* Begin *

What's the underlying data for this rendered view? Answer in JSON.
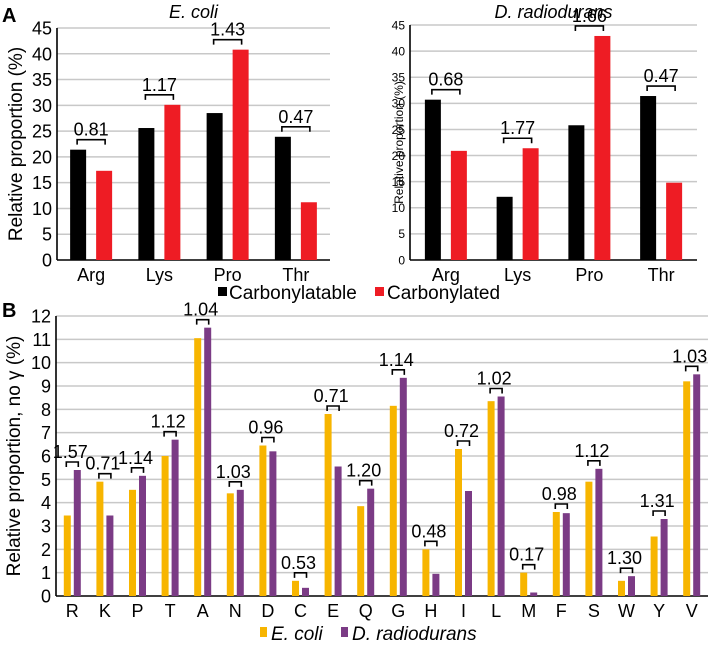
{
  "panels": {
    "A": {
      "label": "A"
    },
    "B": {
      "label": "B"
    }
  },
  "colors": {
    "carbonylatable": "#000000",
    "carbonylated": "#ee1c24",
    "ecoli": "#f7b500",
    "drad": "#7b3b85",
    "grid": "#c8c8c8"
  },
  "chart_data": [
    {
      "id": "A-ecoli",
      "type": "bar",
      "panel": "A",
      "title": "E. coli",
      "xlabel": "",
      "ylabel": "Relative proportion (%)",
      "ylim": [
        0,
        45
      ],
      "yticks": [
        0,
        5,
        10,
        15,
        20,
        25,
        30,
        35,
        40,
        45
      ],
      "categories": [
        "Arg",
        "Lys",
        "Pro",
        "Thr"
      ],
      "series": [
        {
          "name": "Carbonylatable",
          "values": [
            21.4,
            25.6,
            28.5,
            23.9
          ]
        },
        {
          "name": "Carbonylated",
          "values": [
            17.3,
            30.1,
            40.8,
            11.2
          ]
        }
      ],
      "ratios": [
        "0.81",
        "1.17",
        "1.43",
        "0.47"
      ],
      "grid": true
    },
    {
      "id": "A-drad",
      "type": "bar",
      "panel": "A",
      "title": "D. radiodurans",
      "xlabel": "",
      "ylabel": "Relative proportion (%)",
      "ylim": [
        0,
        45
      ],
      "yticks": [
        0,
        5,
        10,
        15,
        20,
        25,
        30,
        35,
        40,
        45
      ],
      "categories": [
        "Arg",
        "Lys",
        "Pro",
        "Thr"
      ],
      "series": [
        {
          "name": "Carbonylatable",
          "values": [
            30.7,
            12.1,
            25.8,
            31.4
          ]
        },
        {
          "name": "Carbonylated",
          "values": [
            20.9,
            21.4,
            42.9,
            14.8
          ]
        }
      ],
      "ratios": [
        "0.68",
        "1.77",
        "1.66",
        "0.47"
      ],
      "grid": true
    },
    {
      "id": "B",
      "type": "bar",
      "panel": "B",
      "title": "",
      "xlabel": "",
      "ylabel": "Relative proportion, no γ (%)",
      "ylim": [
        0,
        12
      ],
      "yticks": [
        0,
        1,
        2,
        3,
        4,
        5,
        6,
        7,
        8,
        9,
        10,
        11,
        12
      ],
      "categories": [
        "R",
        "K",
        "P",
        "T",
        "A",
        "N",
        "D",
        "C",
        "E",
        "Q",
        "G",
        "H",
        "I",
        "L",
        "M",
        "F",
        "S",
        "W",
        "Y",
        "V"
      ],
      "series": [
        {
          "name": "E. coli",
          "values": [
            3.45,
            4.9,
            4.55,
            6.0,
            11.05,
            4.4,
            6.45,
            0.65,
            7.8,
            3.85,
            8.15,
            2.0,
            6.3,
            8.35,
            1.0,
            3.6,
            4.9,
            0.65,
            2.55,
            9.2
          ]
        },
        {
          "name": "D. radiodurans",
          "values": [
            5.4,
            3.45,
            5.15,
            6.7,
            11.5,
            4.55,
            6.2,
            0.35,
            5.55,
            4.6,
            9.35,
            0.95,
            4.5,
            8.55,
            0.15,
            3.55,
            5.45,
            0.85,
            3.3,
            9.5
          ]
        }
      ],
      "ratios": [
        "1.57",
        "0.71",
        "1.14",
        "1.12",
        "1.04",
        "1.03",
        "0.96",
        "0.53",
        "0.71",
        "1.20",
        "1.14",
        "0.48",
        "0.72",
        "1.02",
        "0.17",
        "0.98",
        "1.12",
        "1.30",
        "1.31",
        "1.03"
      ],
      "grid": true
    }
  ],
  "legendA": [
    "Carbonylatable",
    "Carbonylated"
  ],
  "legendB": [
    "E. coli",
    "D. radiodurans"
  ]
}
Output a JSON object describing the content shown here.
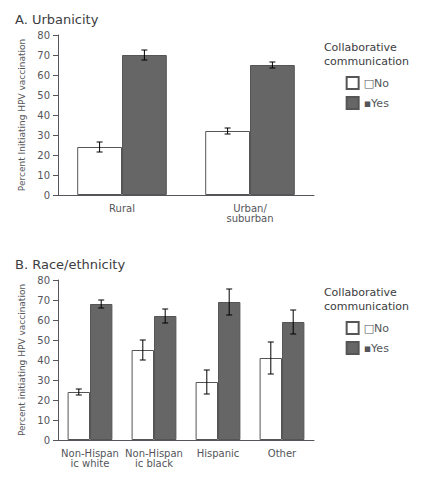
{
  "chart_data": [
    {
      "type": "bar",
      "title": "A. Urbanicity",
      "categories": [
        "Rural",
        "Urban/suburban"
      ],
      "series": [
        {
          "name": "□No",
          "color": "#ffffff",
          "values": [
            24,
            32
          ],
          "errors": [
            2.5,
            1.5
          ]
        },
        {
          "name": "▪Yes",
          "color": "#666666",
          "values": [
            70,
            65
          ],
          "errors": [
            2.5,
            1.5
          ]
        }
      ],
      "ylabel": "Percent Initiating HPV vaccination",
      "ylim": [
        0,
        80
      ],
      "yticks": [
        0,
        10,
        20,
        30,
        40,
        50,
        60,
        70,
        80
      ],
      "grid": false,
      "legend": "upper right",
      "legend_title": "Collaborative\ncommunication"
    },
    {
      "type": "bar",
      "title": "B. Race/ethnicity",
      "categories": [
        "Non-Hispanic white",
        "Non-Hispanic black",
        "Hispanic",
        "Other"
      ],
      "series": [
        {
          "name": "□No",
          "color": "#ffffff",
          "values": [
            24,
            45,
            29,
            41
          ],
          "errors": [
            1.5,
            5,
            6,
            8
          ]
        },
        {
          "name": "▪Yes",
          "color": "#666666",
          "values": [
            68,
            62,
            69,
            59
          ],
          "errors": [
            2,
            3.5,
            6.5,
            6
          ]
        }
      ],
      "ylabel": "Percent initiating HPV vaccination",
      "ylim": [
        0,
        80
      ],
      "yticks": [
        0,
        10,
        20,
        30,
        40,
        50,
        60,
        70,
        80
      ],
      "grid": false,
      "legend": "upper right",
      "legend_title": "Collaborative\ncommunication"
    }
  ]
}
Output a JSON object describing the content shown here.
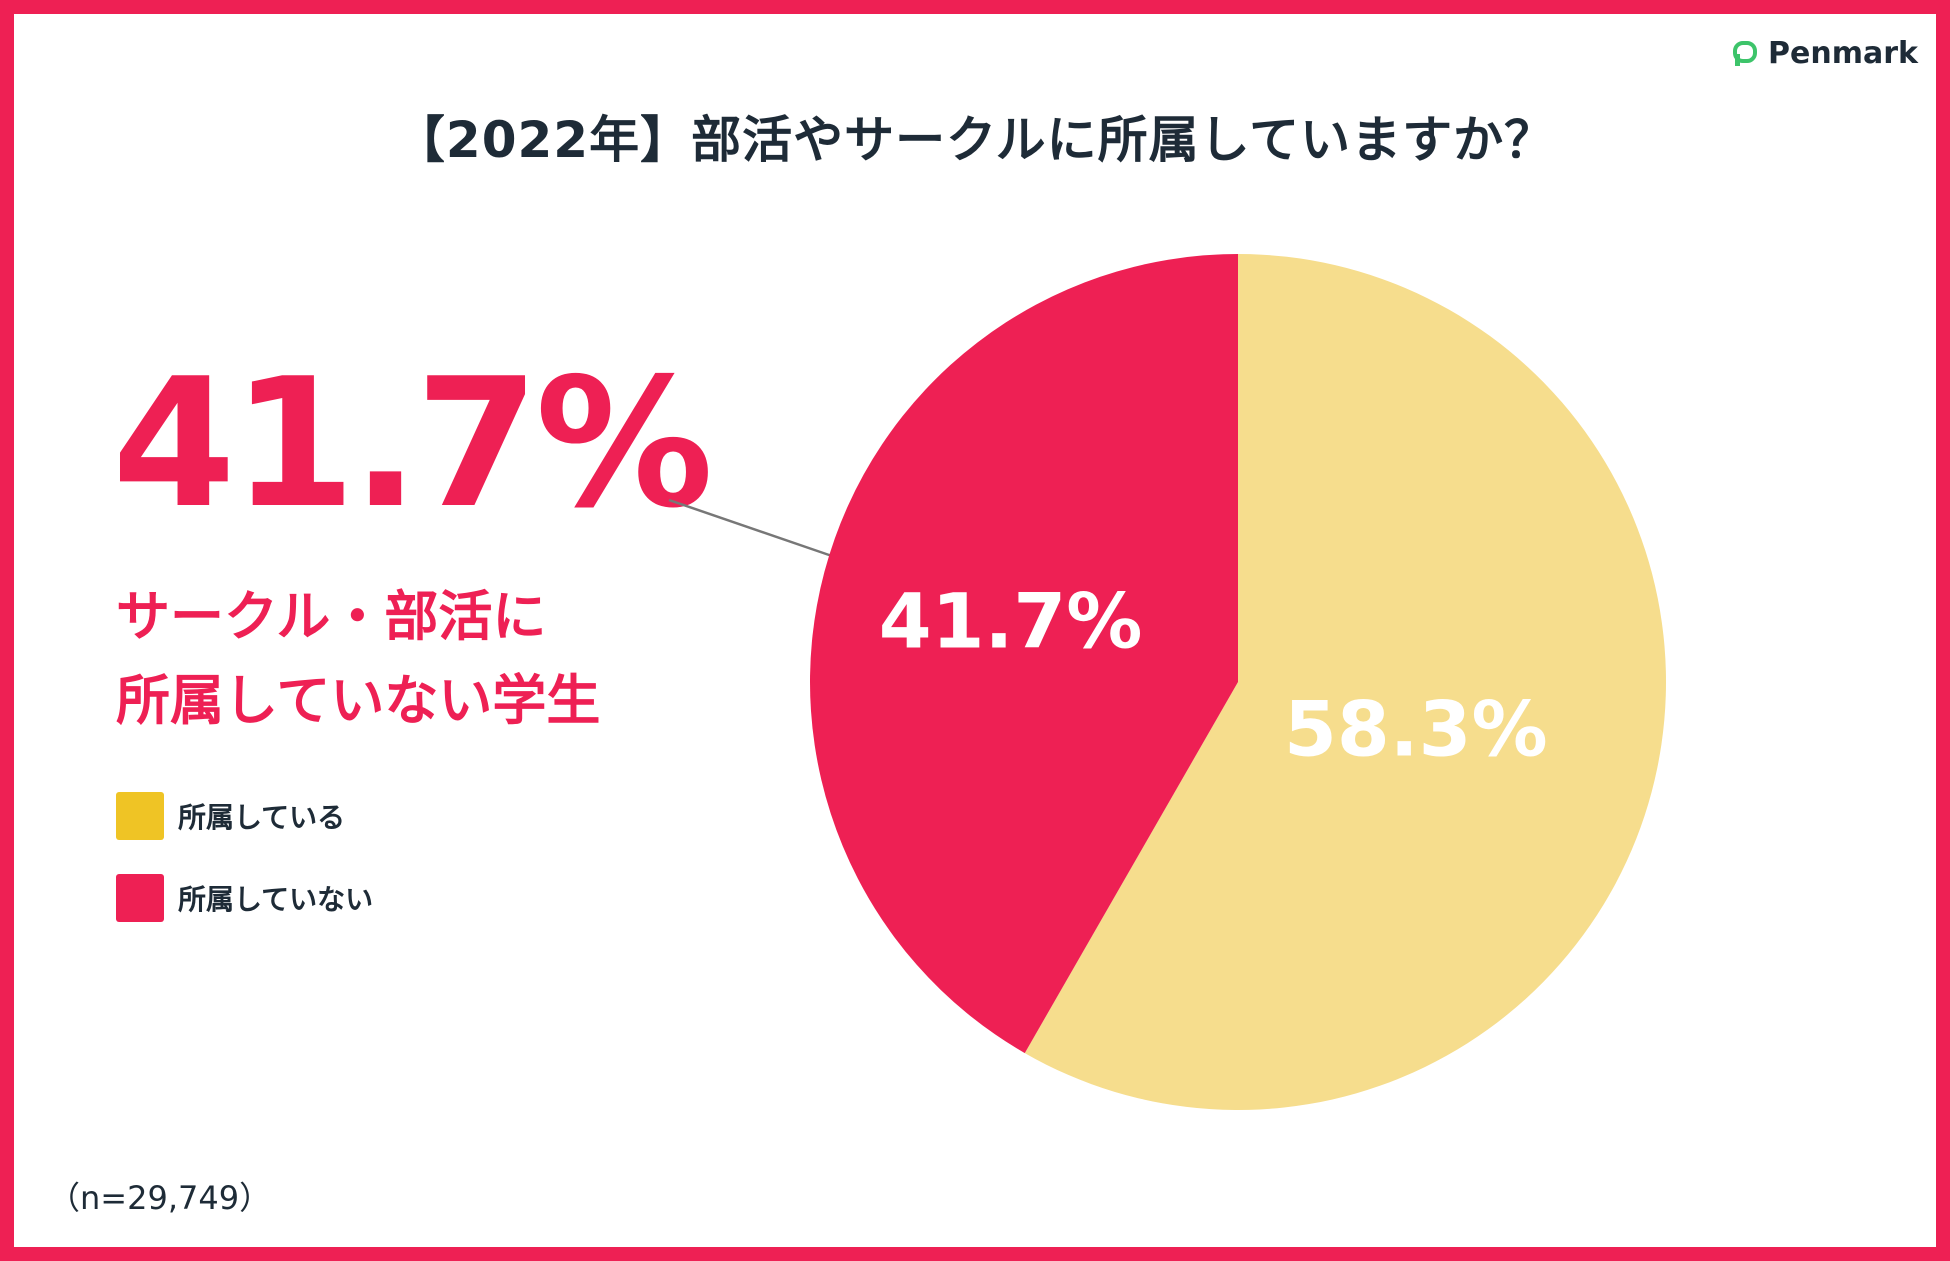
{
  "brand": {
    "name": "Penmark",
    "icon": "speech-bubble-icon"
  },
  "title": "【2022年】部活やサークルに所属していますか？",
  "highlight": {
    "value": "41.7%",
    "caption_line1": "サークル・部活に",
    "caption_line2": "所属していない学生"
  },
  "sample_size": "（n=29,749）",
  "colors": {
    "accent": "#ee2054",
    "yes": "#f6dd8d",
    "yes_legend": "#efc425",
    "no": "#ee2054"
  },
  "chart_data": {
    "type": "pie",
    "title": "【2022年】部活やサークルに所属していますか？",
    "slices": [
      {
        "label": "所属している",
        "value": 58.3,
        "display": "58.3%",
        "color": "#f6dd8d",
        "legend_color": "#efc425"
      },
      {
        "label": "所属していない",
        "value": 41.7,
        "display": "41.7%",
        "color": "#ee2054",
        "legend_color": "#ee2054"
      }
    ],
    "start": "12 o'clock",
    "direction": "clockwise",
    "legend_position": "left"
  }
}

* End *

Reproduce all of the entries word for word, skipping any pictures they hold.

What's the underlying data for this rendered view? Answer in JSON.
{
  "panels": {
    "A": {
      "label": "A"
    },
    "B": {
      "label": "B"
    }
  },
  "colors": {
    "carbonylatable": "#000000",
    "carbonylated": "#ee1c24",
    "ecoli": "#f7b500",
    "drad": "#7b3b85",
    "grid": "#c8c8c8"
  },
  "chart_data": [
    {
      "id": "A-ecoli",
      "type": "bar",
      "panel": "A",
      "title": "E. coli",
      "xlabel": "",
      "ylabel": "Relative proportion (%)",
      "ylim": [
        0,
        45
      ],
      "yticks": [
        0,
        5,
        10,
        15,
        20,
        25,
        30,
        35,
        40,
        45
      ],
      "categories": [
        "Arg",
        "Lys",
        "Pro",
        "Thr"
      ],
      "series": [
        {
          "name": "Carbonylatable",
          "values": [
            21.4,
            25.6,
            28.5,
            23.9
          ]
        },
        {
          "name": "Carbonylated",
          "values": [
            17.3,
            30.1,
            40.8,
            11.2
          ]
        }
      ],
      "ratios": [
        "0.81",
        "1.17",
        "1.43",
        "0.47"
      ],
      "grid": true
    },
    {
      "id": "A-drad",
      "type": "bar",
      "panel": "A",
      "title": "D. radiodurans",
      "xlabel": "",
      "ylabel": "Relative proportion (%)",
      "ylim": [
        0,
        45
      ],
      "yticks": [
        0,
        5,
        10,
        15,
        20,
        25,
        30,
        35,
        40,
        45
      ],
      "categories": [
        "Arg",
        "Lys",
        "Pro",
        "Thr"
      ],
      "series": [
        {
          "name": "Carbonylatable",
          "values": [
            30.7,
            12.1,
            25.8,
            31.4
          ]
        },
        {
          "name": "Carbonylated",
          "values": [
            20.9,
            21.4,
            42.9,
            14.8
          ]
        }
      ],
      "ratios": [
        "0.68",
        "1.77",
        "1.66",
        "0.47"
      ],
      "grid": true
    },
    {
      "id": "B",
      "type": "bar",
      "panel": "B",
      "title": "",
      "xlabel": "",
      "ylabel": "Relative proportion, no γ (%)",
      "ylim": [
        0,
        12
      ],
      "yticks": [
        0,
        1,
        2,
        3,
        4,
        5,
        6,
        7,
        8,
        9,
        10,
        11,
        12
      ],
      "categories": [
        "R",
        "K",
        "P",
        "T",
        "A",
        "N",
        "D",
        "C",
        "E",
        "Q",
        "G",
        "H",
        "I",
        "L",
        "M",
        "F",
        "S",
        "W",
        "Y",
        "V"
      ],
      "series": [
        {
          "name": "E. coli",
          "values": [
            3.45,
            4.9,
            4.55,
            6.0,
            11.05,
            4.4,
            6.45,
            0.65,
            7.8,
            3.85,
            8.15,
            2.0,
            6.3,
            8.35,
            1.0,
            3.6,
            4.9,
            0.65,
            2.55,
            9.2
          ]
        },
        {
          "name": "D. radiodurans",
          "values": [
            5.4,
            3.45,
            5.15,
            6.7,
            11.5,
            4.55,
            6.2,
            0.35,
            5.55,
            4.6,
            9.35,
            0.95,
            4.5,
            8.55,
            0.15,
            3.55,
            5.45,
            0.85,
            3.3,
            9.5
          ]
        }
      ],
      "ratios": [
        "1.57",
        "0.71",
        "1.14",
        "1.12",
        "1.04",
        "1.03",
        "0.96",
        "0.53",
        "0.71",
        "1.20",
        "1.14",
        "0.48",
        "0.72",
        "1.02",
        "0.17",
        "0.98",
        "1.12",
        "1.30",
        "1.31",
        "1.03"
      ],
      "grid": true
    }
  ],
  "legendA": [
    "Carbonylatable",
    "Carbonylated"
  ],
  "legendB": [
    "E. coli",
    "D. radiodurans"
  ]
}
Output a JSON object describing the content shown here.
{
  "chart_data": [
    {
      "type": "bar",
      "title": "A. Urbanicity",
      "categories": [
        "Rural",
        "Urban/suburban"
      ],
      "series": [
        {
          "name": "□No",
          "color": "#ffffff",
          "values": [
            24,
            32
          ],
          "errors": [
            2.5,
            1.5
          ]
        },
        {
          "name": "▪Yes",
          "color": "#666666",
          "values": [
            70,
            65
          ],
          "errors": [
            2.5,
            1.5
          ]
        }
      ],
      "ylabel": "Percent Initiating HPV vaccination",
      "ylim": [
        0,
        80
      ],
      "yticks": [
        0,
        10,
        20,
        30,
        40,
        50,
        60,
        70,
        80
      ],
      "grid": false,
      "legend": "upper right",
      "legend_title": "Collaborative\ncommunication"
    },
    {
      "type": "bar",
      "title": "B. Race/ethnicity",
      "categories": [
        "Non-Hispanic white",
        "Non-Hispanic black",
        "Hispanic",
        "Other"
      ],
      "series": [
        {
          "name": "□No",
          "color": "#ffffff",
          "values": [
            24,
            45,
            29,
            41
          ],
          "errors": [
            1.5,
            5,
            6,
            8
          ]
        },
        {
          "name": "▪Yes",
          "color": "#666666",
          "values": [
            68,
            62,
            69,
            59
          ],
          "errors": [
            2,
            3.5,
            6.5,
            6
          ]
        }
      ],
      "ylabel": "Percent initiating HPV vaccination",
      "ylim": [
        0,
        80
      ],
      "yticks": [
        0,
        10,
        20,
        30,
        40,
        50,
        60,
        70,
        80
      ],
      "grid": false,
      "legend": "upper right",
      "legend_title": "Collaborative\ncommunication"
    }
  ]
}
Output a JSON object describing the content shown here.
{
  "brand": {
    "name": "Penmark",
    "icon": "speech-bubble-icon"
  },
  "title": "【2022年】部活やサークルに所属していますか？",
  "highlight": {
    "value": "41.7%",
    "caption_line1": "サークル・部活に",
    "caption_line2": "所属していない学生"
  },
  "sample_size": "（n=29,749）",
  "colors": {
    "accent": "#ee2054",
    "yes": "#f6dd8d",
    "yes_legend": "#efc425",
    "no": "#ee2054"
  },
  "chart_data": {
    "type": "pie",
    "title": "【2022年】部活やサークルに所属していますか？",
    "slices": [
      {
        "label": "所属している",
        "value": 58.3,
        "display": "58.3%",
        "color": "#f6dd8d",
        "legend_color": "#efc425"
      },
      {
        "label": "所属していない",
        "value": 41.7,
        "display": "41.7%",
        "color": "#ee2054",
        "legend_color": "#ee2054"
      }
    ],
    "start": "12 o'clock",
    "direction": "clockwise",
    "legend_position": "left"
  }
}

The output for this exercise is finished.